* **Prompt**
Transcribe all records exactly.

* **Information provided**
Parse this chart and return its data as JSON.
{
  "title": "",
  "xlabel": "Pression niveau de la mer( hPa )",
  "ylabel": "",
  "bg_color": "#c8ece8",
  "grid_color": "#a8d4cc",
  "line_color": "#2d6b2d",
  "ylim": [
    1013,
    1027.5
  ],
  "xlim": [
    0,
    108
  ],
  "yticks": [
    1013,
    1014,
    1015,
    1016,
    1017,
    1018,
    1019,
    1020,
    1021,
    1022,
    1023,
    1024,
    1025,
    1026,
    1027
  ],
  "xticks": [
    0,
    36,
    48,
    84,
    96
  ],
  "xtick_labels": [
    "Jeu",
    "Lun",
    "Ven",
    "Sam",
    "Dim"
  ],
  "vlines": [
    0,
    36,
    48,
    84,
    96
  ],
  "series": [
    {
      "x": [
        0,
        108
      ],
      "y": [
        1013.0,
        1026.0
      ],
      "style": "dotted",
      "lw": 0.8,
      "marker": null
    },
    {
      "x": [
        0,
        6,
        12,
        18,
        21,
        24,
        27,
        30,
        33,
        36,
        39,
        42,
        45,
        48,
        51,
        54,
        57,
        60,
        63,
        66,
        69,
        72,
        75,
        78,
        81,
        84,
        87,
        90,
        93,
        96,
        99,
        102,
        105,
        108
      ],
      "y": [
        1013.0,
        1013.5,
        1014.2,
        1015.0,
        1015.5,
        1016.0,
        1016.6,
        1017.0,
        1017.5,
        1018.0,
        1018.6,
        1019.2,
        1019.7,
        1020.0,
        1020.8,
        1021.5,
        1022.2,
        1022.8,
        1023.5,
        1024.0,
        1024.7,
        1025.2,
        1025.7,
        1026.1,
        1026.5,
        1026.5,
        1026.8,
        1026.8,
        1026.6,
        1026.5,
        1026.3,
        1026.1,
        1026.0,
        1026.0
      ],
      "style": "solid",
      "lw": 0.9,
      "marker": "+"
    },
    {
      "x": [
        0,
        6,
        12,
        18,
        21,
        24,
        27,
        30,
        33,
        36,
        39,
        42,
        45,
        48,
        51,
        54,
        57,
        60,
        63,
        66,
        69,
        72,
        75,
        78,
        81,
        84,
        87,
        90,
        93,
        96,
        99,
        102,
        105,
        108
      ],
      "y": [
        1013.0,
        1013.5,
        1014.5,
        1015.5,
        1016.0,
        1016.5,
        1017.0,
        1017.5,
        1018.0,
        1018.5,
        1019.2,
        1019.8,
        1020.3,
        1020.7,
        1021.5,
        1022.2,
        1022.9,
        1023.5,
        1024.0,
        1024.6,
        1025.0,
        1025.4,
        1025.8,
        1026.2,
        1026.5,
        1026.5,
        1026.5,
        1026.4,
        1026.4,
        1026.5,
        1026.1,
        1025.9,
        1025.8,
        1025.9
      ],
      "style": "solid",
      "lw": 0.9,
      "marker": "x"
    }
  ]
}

* **Result of this exercise**
Parse this chart and return its data as JSON.
{
  "title": "",
  "xlabel": "Pression niveau de la mer( hPa )",
  "ylabel": "",
  "bg_color": "#c8ece8",
  "grid_color": "#a8d4cc",
  "line_color": "#2d6b2d",
  "ylim": [
    1013,
    1027.5
  ],
  "xlim": [
    0,
    108
  ],
  "yticks": [
    1013,
    1014,
    1015,
    1016,
    1017,
    1018,
    1019,
    1020,
    1021,
    1022,
    1023,
    1024,
    1025,
    1026,
    1027
  ],
  "xticks": [
    0,
    36,
    48,
    84,
    96
  ],
  "xtick_labels": [
    "Jeu",
    "Lun",
    "Ven",
    "Sam",
    "Dim"
  ],
  "vlines": [
    0,
    36,
    48,
    84,
    96
  ],
  "series": [
    {
      "x": [
        0,
        108
      ],
      "y": [
        1013.0,
        1026.0
      ],
      "style": "dotted",
      "lw": 0.8,
      "marker": null
    },
    {
      "x": [
        0,
        6,
        12,
        18,
        21,
        24,
        27,
        30,
        33,
        36,
        39,
        42,
        45,
        48,
        51,
        54,
        57,
        60,
        63,
        66,
        69,
        72,
        75,
        78,
        81,
        84,
        87,
        90,
        93,
        96,
        99,
        102,
        105,
        108
      ],
      "y": [
        1013.0,
        1013.5,
        1014.2,
        1015.0,
        1015.5,
        1016.0,
        1016.6,
        1017.0,
        1017.5,
        1018.0,
        1018.6,
        1019.2,
        1019.7,
        1020.0,
        1020.8,
        1021.5,
        1022.2,
        1022.8,
        1023.5,
        1024.0,
        1024.7,
        1025.2,
        1025.7,
        1026.1,
        1026.5,
        1026.5,
        1026.8,
        1026.8,
        1026.6,
        1026.5,
        1026.3,
        1026.1,
        1026.0,
        1026.0
      ],
      "style": "solid",
      "lw": 0.9,
      "marker": "+"
    },
    {
      "x": [
        0,
        6,
        12,
        18,
        21,
        24,
        27,
        30,
        33,
        36,
        39,
        42,
        45,
        48,
        51,
        54,
        57,
        60,
        63,
        66,
        69,
        72,
        75,
        78,
        81,
        84,
        87,
        90,
        93,
        96,
        99,
        102,
        105,
        108
      ],
      "y": [
        1013.0,
        1013.5,
        1014.5,
        1015.5,
        1016.0,
        1016.5,
        1017.0,
        1017.5,
        1018.0,
        1018.5,
        1019.2,
        1019.8,
        1020.3,
        1020.7,
        1021.5,
        1022.2,
        1022.9,
        1023.5,
        1024.0,
        1024.6,
        1025.0,
        1025.4,
        1025.8,
        1026.2,
        1026.5,
        1026.5,
        1026.5,
        1026.4,
        1026.4,
        1026.5,
        1026.1,
        1025.9,
        1025.8,
        1025.9
      ],
      "style": "solid",
      "lw": 0.9,
      "marker": "x"
    }
  ]
}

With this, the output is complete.